Requirements:
Print each line exactly as it is given.

Entries shown:
============================================================

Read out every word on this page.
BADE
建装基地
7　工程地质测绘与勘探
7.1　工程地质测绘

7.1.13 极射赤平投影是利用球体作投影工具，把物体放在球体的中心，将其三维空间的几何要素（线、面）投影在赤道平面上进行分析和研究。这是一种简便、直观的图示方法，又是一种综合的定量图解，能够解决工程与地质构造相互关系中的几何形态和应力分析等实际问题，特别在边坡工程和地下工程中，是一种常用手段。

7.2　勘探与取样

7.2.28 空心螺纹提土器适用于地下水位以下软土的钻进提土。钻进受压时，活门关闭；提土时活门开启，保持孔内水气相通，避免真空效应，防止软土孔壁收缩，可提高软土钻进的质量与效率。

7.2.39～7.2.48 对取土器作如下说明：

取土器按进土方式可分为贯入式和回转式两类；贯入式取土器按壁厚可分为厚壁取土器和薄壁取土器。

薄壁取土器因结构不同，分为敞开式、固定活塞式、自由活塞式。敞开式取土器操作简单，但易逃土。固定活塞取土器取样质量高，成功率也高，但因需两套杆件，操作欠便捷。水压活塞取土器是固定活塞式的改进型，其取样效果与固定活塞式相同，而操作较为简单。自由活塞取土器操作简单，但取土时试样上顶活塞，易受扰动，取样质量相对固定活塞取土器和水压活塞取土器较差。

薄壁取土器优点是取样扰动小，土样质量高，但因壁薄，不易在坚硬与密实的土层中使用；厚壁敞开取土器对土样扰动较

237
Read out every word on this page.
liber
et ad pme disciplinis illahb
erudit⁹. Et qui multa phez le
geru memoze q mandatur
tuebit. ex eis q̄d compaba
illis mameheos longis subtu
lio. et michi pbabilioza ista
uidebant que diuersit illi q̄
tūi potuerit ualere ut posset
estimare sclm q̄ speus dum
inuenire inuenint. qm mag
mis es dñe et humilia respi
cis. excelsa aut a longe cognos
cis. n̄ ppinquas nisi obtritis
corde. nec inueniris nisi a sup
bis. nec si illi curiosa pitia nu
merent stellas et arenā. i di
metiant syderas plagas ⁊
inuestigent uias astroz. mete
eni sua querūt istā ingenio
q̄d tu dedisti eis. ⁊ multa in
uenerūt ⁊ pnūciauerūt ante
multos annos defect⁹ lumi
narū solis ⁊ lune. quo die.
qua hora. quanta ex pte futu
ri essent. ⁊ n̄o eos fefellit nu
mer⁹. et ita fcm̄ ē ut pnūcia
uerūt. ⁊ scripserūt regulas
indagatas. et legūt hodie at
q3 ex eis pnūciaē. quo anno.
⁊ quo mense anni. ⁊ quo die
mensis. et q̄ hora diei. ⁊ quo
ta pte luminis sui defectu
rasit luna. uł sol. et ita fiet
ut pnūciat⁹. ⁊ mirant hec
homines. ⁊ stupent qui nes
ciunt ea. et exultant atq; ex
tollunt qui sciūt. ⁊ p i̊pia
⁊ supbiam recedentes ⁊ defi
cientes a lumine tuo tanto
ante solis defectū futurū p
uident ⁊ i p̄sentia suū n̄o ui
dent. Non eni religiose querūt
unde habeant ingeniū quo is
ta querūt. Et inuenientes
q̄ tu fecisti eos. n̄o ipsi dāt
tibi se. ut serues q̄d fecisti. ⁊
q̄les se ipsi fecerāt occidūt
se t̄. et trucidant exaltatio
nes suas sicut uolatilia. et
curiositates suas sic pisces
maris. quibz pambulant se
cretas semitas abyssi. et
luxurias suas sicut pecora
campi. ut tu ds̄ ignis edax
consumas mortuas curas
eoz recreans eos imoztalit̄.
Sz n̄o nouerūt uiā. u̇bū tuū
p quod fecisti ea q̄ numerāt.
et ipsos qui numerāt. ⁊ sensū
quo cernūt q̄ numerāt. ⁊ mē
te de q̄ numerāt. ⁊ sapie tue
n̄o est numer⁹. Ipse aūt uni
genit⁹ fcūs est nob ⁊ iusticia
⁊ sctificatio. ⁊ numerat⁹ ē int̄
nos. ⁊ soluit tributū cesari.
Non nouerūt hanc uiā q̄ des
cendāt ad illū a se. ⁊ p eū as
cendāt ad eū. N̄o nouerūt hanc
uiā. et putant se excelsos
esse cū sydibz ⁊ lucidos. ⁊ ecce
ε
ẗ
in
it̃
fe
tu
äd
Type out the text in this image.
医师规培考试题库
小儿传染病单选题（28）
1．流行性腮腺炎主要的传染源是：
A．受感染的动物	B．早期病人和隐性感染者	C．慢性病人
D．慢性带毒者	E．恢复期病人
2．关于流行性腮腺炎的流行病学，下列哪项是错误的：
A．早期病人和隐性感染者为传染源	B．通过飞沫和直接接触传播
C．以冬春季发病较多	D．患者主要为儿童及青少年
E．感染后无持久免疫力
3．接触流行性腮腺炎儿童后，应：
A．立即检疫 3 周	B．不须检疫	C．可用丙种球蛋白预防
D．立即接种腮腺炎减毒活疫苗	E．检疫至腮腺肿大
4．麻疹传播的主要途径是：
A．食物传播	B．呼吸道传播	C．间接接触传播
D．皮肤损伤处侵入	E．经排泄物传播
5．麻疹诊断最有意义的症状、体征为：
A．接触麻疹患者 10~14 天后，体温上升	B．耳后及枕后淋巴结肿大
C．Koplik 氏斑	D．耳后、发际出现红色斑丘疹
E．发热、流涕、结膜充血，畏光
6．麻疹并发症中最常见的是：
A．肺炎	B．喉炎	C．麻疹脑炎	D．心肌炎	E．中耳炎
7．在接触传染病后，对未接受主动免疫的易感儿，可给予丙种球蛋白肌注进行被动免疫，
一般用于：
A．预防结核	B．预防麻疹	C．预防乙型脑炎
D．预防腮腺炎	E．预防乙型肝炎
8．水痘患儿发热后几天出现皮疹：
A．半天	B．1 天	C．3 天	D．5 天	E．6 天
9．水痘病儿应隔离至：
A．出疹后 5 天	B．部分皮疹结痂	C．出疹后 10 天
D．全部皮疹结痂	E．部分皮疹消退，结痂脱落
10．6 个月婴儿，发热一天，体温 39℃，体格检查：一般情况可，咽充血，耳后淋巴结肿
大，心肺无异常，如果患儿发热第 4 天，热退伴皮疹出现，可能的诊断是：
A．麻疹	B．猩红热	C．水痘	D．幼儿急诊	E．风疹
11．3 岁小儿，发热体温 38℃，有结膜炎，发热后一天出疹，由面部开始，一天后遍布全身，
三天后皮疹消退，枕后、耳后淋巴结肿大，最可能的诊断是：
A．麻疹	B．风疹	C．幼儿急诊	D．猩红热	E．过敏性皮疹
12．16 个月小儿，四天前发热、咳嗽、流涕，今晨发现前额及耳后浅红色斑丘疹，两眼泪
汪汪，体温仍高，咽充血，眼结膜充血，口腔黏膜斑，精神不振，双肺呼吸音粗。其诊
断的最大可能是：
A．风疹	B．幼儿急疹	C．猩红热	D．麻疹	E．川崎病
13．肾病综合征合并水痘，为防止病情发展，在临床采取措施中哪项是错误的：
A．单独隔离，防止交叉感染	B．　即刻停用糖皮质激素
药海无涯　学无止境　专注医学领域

============================================================

Complete answer:
Read out every word on this page.
BADE
建装基地
7　工程地质测绘与勘探
7.1　工程地质测绘

7.1.13 极射赤平投影是利用球体作投影工具，把物体放在球体的中心，将其三维空间的几何要素（线、面）投影在赤道平面上进行分析和研究。这是一种简便、直观的图示方法，又是一种综合的定量图解，能够解决工程与地质构造相互关系中的几何形态和应力分析等实际问题，特别在边坡工程和地下工程中，是一种常用手段。

7.2　勘探与取样

7.2.28 空心螺纹提土器适用于地下水位以下软土的钻进提土。钻进受压时，活门关闭；提土时活门开启，保持孔内水气相通，避免真空效应，防止软土孔壁收缩，可提高软土钻进的质量与效率。

7.2.39～7.2.48 对取土器作如下说明：

取土器按进土方式可分为贯入式和回转式两类；贯入式取土器按壁厚可分为厚壁取土器和薄壁取土器。

薄壁取土器因结构不同，分为敞开式、固定活塞式、自由活塞式。敞开式取土器操作简单，但易逃土。固定活塞取土器取样质量高，成功率也高，但因需两套杆件，操作欠便捷。水压活塞取土器是固定活塞式的改进型，其取样效果与固定活塞式相同，而操作较为简单。自由活塞取土器操作简单，但取土时试样上顶活塞，易受扰动，取样质量相对固定活塞取土器和水压活塞取土器较差。

薄壁取土器优点是取样扰动小，土样质量高，但因壁薄，不易在坚硬与密实的土层中使用；厚壁敞开取土器对土样扰动较

237
Read out every word on this page.
liber
et ad pme disciplinis illahb
erudit⁹. Et qui multa phez le
geru memoze q mandatur
tuebit. ex eis q̄d compaba
illis mameheos longis subtu
lio. et michi pbabilioza ista
uidebant que diuersit illi q̄
tūi potuerit ualere ut posset
estimare sclm q̄ speus dum
inuenire inuenint. qm mag
mis es dñe et humilia respi
cis. excelsa aut a longe cognos
cis. n̄ ppinquas nisi obtritis
corde. nec inueniris nisi a sup
bis. nec si illi curiosa pitia nu
merent stellas et arenā. i di
metiant syderas plagas ⁊
inuestigent uias astroz. mete
eni sua querūt istā ingenio
q̄d tu dedisti eis. ⁊ multa in
uenerūt ⁊ pnūciauerūt ante
multos annos defect⁹ lumi
narū solis ⁊ lune. quo die.
qua hora. quanta ex pte futu
ri essent. ⁊ n̄o eos fefellit nu
mer⁹. et ita fcm̄ ē ut pnūcia
uerūt. ⁊ scripserūt regulas
indagatas. et legūt hodie at
q3 ex eis pnūciaē. quo anno.
⁊ quo mense anni. ⁊ quo die
mensis. et q̄ hora diei. ⁊ quo
ta pte luminis sui defectu
rasit luna. uł sol. et ita fiet
ut pnūciat⁹. ⁊ mirant hec
homines. ⁊ stupent qui nes
ciunt ea. et exultant atq; ex
tollunt qui sciūt. ⁊ p i̊pia
⁊ supbiam recedentes ⁊ defi
cientes a lumine tuo tanto
ante solis defectū futurū p
uident ⁊ i p̄sentia suū n̄o ui
dent. Non eni religiose querūt
unde habeant ingeniū quo is
ta querūt. Et inuenientes
q̄ tu fecisti eos. n̄o ipsi dāt
tibi se. ut serues q̄d fecisti. ⁊
q̄les se ipsi fecerāt occidūt
se t̄. et trucidant exaltatio
nes suas sicut uolatilia. et
curiositates suas sic pisces
maris. quibz pambulant se
cretas semitas abyssi. et
luxurias suas sicut pecora
campi. ut tu ds̄ ignis edax
consumas mortuas curas
eoz recreans eos imoztalit̄.
Sz n̄o nouerūt uiā. u̇bū tuū
p quod fecisti ea q̄ numerāt.
et ipsos qui numerāt. ⁊ sensū
quo cernūt q̄ numerāt. ⁊ mē
te de q̄ numerāt. ⁊ sapie tue
n̄o est numer⁹. Ipse aūt uni
genit⁹ fcūs est nob ⁊ iusticia
⁊ sctificatio. ⁊ numerat⁹ ē int̄
nos. ⁊ soluit tributū cesari.
Non nouerūt hanc uiā q̄ des
cendāt ad illū a se. ⁊ p eū as
cendāt ad eū. N̄o nouerūt hanc
uiā. et putant se excelsos
esse cū sydibz ⁊ lucidos. ⁊ ecce
ε
ẗ
in
it̃
fe
tu
äd
Type out the text in this image.
医师规培考试题库
小儿传染病单选题（28）
1．流行性腮腺炎主要的传染源是：
A．受感染的动物	B．早期病人和隐性感染者	C．慢性病人
D．慢性带毒者	E．恢复期病人
2．关于流行性腮腺炎的流行病学，下列哪项是错误的：
A．早期病人和隐性感染者为传染源	B．通过飞沫和直接接触传播
C．以冬春季发病较多	D．患者主要为儿童及青少年
E．感染后无持久免疫力
3．接触流行性腮腺炎儿童后，应：
A．立即检疫 3 周	B．不须检疫	C．可用丙种球蛋白预防
D．立即接种腮腺炎减毒活疫苗	E．检疫至腮腺肿大
4．麻疹传播的主要途径是：
A．食物传播	B．呼吸道传播	C．间接接触传播
D．皮肤损伤处侵入	E．经排泄物传播
5．麻疹诊断最有意义的症状、体征为：
A．接触麻疹患者 10~14 天后，体温上升	B．耳后及枕后淋巴结肿大
C．Koplik 氏斑	D．耳后、发际出现红色斑丘疹
E．发热、流涕、结膜充血，畏光
6．麻疹并发症中最常见的是：
A．肺炎	B．喉炎	C．麻疹脑炎	D．心肌炎	E．中耳炎
7．在接触传染病后，对未接受主动免疫的易感儿，可给予丙种球蛋白肌注进行被动免疫，
一般用于：
A．预防结核	B．预防麻疹	C．预防乙型脑炎
D．预防腮腺炎	E．预防乙型肝炎
8．水痘患儿发热后几天出现皮疹：
A．半天	B．1 天	C．3 天	D．5 天	E．6 天
9．水痘病儿应隔离至：
A．出疹后 5 天	B．部分皮疹结痂	C．出疹后 10 天
D．全部皮疹结痂	E．部分皮疹消退，结痂脱落
10．6 个月婴儿，发热一天，体温 39℃，体格检查：一般情况可，咽充血，耳后淋巴结肿
大，心肺无异常，如果患儿发热第 4 天，热退伴皮疹出现，可能的诊断是：
A．麻疹	B．猩红热	C．水痘	D．幼儿急诊	E．风疹
11．3 岁小儿，发热体温 38℃，有结膜炎，发热后一天出疹，由面部开始，一天后遍布全身，
三天后皮疹消退，枕后、耳后淋巴结肿大，最可能的诊断是：
A．麻疹	B．风疹	C．幼儿急诊	D．猩红热	E．过敏性皮疹
12．16 个月小儿，四天前发热、咳嗽、流涕，今晨发现前额及耳后浅红色斑丘疹，两眼泪
汪汪，体温仍高，咽充血，眼结膜充血，口腔黏膜斑，精神不振，双肺呼吸音粗。其诊
断的最大可能是：
A．风疹	B．幼儿急疹	C．猩红热	D．麻疹	E．川崎病
13．肾病综合征合并水痘，为防止病情发展，在临床采取措施中哪项是错误的：
A．单独隔离，防止交叉感染	B．　即刻停用糖皮质激素
药海无涯　学无止境　专注医学领域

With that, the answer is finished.